- **WRITTEN EXERCISE**: Please write out, unchanged, the lines of the material that start with its first line and go on through the line with "code-line: 最前加入 %JAVA_HOME%\bin;%JA: [62, 920, 759, 956]". Include nothing past that line.

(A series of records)

------------------------

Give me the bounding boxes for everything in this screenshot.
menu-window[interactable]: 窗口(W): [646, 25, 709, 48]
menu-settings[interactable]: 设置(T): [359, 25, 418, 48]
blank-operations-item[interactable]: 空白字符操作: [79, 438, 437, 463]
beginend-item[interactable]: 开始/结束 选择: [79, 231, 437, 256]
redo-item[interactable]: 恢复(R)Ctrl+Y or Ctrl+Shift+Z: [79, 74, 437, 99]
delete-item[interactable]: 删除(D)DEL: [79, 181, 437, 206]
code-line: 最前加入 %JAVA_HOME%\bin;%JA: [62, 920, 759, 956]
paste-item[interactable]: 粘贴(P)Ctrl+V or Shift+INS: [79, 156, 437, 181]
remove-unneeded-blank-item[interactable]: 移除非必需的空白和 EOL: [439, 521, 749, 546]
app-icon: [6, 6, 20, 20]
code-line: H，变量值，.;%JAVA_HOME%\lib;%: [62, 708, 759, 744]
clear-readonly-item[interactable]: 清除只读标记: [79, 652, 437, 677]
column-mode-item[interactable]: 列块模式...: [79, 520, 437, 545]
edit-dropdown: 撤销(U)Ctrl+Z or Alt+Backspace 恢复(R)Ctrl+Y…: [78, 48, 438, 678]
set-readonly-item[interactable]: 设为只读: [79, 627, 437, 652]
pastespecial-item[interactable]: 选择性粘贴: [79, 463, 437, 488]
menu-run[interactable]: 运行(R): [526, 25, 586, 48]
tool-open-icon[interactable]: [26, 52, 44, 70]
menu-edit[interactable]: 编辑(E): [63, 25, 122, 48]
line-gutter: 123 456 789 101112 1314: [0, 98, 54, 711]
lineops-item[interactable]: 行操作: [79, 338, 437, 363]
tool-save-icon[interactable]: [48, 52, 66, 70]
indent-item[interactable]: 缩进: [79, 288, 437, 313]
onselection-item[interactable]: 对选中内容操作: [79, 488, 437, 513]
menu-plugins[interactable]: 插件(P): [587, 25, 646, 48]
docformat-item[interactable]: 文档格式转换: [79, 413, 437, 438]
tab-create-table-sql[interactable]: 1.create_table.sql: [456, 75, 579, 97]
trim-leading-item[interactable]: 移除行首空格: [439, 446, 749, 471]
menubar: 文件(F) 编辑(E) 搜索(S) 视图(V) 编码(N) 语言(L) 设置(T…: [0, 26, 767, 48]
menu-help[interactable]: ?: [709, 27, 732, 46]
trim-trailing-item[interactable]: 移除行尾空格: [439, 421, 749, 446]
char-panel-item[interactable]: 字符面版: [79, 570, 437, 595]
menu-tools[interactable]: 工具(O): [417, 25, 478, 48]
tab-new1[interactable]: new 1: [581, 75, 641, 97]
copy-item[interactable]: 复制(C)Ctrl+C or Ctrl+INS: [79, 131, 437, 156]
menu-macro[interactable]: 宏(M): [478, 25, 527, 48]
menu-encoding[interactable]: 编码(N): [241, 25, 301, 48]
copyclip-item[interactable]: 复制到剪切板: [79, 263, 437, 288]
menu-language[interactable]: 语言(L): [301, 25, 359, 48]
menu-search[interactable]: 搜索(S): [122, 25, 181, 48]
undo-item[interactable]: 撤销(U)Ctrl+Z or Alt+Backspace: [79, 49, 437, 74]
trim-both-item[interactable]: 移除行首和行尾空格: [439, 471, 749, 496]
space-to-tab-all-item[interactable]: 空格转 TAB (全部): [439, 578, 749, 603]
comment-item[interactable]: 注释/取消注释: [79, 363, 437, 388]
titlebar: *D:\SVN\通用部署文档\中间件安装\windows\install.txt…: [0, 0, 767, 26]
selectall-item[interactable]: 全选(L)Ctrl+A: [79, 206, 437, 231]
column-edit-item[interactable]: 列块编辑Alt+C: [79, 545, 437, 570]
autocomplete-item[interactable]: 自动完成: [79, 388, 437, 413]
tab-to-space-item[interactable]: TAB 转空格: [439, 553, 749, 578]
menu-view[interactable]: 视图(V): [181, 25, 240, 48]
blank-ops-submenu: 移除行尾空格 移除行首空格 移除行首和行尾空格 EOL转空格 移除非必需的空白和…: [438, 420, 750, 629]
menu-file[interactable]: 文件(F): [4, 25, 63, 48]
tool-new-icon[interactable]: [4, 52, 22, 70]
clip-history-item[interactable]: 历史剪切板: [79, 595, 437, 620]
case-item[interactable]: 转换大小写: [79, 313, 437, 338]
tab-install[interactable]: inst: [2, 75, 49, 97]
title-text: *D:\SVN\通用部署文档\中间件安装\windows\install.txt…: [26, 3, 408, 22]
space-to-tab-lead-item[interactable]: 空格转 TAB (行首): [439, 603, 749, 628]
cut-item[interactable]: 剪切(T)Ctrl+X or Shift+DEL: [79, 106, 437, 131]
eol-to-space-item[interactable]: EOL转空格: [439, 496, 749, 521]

------------------------

- **ANSWER**:
Give me the bounding boxes for everything in this screenshot.
menu-window[interactable]: 窗口(W): [646, 25, 709, 48]
menu-settings[interactable]: 设置(T): [359, 25, 418, 48]
blank-operations-item[interactable]: 空白字符操作: [79, 438, 437, 463]
beginend-item[interactable]: 开始/结束 选择: [79, 231, 437, 256]
redo-item[interactable]: 恢复(R)Ctrl+Y or Ctrl+Shift+Z: [79, 74, 437, 99]
delete-item[interactable]: 删除(D)DEL: [79, 181, 437, 206]
code-line: 最前加入 %JAVA_HOME%\bin;%JA: [62, 920, 759, 956]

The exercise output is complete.